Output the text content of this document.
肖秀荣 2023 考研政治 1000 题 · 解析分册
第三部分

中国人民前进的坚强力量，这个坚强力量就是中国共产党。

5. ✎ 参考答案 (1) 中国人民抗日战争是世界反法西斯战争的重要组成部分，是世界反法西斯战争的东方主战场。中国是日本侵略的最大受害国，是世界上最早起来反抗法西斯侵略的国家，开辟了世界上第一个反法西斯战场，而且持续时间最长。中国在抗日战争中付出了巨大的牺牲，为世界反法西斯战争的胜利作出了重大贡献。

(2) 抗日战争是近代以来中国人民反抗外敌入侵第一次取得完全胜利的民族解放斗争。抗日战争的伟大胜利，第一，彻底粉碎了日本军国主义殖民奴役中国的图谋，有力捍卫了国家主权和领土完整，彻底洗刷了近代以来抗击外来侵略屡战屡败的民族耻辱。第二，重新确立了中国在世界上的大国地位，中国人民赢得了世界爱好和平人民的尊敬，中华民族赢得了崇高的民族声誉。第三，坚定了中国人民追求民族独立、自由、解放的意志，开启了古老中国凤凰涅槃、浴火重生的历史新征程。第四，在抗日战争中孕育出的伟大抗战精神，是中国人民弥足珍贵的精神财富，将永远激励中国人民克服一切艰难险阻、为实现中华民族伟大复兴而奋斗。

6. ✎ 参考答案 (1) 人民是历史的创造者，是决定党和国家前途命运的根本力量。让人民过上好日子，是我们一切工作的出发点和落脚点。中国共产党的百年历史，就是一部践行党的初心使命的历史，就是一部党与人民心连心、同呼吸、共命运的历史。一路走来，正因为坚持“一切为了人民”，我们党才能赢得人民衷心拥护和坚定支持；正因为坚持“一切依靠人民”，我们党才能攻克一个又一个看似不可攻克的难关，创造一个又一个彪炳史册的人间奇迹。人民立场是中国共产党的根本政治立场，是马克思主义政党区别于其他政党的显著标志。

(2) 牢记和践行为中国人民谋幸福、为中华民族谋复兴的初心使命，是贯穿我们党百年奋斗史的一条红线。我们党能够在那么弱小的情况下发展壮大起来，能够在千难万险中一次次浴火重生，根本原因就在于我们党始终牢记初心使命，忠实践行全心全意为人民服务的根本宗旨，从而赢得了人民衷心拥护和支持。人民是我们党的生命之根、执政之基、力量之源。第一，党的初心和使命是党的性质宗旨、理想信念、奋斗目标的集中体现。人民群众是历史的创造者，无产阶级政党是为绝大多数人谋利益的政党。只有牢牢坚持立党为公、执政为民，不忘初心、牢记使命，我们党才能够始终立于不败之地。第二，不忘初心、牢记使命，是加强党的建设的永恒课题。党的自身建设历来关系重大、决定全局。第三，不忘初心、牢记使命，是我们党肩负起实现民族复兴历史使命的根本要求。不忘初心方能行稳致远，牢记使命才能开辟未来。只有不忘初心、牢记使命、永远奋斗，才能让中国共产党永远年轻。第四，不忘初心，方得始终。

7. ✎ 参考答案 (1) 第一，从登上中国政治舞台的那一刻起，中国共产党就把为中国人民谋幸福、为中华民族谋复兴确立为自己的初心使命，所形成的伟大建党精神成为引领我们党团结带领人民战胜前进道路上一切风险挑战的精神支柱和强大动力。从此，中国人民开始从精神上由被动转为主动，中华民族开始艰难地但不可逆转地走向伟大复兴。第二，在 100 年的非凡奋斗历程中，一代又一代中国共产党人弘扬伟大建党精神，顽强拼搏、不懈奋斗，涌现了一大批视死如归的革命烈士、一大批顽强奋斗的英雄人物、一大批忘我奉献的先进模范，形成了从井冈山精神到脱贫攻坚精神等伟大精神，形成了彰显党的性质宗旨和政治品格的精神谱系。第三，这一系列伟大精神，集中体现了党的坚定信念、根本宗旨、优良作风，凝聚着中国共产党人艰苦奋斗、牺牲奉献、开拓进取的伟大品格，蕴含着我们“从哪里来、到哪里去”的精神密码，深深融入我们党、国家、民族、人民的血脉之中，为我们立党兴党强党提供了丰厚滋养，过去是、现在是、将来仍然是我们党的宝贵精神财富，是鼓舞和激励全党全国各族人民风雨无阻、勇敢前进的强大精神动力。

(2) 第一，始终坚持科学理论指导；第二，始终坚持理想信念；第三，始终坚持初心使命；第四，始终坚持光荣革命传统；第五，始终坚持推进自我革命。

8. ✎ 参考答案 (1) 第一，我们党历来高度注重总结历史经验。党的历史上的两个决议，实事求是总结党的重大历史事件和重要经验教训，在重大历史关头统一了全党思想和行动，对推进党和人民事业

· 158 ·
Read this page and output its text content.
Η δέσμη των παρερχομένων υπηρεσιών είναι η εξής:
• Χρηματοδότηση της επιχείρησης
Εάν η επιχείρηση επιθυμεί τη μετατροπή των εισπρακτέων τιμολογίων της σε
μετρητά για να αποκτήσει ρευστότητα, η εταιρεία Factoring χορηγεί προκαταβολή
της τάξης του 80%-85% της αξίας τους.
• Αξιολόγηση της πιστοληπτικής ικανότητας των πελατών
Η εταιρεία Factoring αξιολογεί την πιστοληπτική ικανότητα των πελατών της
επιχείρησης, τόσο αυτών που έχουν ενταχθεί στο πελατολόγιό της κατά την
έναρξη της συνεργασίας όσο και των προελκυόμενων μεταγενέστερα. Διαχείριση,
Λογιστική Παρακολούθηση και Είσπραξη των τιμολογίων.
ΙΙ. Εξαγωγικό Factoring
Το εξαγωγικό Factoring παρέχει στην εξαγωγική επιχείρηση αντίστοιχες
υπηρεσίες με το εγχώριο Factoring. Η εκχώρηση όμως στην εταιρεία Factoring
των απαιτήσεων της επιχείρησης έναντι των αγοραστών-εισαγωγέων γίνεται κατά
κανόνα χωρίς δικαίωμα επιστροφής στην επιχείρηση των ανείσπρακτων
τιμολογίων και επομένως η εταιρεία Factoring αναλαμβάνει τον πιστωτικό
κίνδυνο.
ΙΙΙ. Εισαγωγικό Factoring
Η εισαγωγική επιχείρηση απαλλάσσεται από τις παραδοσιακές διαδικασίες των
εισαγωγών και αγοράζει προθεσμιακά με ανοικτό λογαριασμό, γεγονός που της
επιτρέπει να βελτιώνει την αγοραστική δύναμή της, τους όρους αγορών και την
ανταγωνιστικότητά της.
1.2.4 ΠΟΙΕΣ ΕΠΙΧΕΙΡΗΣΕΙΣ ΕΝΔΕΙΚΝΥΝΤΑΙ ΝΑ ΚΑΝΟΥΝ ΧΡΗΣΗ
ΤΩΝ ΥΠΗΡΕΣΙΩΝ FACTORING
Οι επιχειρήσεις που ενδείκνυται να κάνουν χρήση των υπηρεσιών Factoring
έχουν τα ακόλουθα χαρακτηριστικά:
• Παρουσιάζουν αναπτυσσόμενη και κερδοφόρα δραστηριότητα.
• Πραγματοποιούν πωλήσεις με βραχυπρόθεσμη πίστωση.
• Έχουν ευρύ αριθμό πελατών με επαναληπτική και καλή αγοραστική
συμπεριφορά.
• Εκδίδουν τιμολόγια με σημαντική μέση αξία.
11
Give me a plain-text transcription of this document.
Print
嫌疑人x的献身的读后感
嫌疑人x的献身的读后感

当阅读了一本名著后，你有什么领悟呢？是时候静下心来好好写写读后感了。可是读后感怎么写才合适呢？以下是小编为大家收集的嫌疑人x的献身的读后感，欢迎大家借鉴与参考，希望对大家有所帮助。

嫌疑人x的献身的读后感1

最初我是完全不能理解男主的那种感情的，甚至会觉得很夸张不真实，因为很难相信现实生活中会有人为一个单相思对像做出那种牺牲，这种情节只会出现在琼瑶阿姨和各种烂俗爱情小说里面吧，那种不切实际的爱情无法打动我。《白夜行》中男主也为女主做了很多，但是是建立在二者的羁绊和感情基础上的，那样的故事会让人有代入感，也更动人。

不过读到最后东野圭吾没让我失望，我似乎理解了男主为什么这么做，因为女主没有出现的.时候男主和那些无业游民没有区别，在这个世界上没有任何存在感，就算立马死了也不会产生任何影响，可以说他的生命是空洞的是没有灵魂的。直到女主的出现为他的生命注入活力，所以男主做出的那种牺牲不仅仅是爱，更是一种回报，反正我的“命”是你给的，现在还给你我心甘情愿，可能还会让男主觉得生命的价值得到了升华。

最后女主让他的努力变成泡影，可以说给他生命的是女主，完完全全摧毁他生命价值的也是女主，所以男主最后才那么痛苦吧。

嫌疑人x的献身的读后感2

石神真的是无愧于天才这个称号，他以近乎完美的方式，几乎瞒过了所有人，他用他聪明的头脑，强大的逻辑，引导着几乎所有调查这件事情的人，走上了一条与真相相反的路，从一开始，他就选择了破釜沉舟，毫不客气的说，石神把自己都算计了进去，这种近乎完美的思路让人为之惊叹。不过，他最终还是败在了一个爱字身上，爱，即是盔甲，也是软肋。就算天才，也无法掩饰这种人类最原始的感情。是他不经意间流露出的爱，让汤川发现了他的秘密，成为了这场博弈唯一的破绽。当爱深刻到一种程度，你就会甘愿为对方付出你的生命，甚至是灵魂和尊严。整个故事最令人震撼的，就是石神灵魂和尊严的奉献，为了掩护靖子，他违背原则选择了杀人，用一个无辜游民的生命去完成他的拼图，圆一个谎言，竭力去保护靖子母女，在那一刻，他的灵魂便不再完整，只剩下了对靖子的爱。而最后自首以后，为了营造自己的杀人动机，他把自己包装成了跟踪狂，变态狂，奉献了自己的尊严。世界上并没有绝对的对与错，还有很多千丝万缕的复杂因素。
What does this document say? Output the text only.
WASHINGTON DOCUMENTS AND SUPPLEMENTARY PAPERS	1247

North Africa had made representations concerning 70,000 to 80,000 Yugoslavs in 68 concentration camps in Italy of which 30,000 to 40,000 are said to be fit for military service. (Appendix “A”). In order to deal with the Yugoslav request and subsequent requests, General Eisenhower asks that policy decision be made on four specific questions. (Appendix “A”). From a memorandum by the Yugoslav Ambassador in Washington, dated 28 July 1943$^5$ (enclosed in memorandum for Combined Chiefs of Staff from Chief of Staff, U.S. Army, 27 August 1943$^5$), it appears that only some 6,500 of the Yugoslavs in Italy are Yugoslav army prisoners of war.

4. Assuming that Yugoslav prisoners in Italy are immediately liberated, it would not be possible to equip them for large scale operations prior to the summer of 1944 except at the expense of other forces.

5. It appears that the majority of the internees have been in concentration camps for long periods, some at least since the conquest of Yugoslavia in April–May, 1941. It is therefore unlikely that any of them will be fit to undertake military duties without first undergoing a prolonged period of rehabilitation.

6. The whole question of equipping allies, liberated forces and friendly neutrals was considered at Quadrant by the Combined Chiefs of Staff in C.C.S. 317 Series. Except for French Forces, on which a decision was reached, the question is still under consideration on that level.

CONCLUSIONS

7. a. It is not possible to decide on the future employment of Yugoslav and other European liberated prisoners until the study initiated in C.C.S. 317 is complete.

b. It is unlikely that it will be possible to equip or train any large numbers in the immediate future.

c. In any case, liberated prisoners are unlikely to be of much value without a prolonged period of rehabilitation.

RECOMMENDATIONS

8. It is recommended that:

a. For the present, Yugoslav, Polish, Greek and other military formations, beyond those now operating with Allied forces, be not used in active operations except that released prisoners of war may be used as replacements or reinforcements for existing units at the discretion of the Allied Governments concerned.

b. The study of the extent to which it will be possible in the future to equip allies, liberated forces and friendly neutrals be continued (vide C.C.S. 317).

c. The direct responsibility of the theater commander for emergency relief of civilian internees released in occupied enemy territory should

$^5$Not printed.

━━━━━━━━

§ **Given request**: Return the lines of the records that include the string "text".

§ **Reply to the exercise**:
Output the text content of this document.
Read this page and output its text content.
Give me a plain-text transcription of this document.
What does this document say? Output the text only.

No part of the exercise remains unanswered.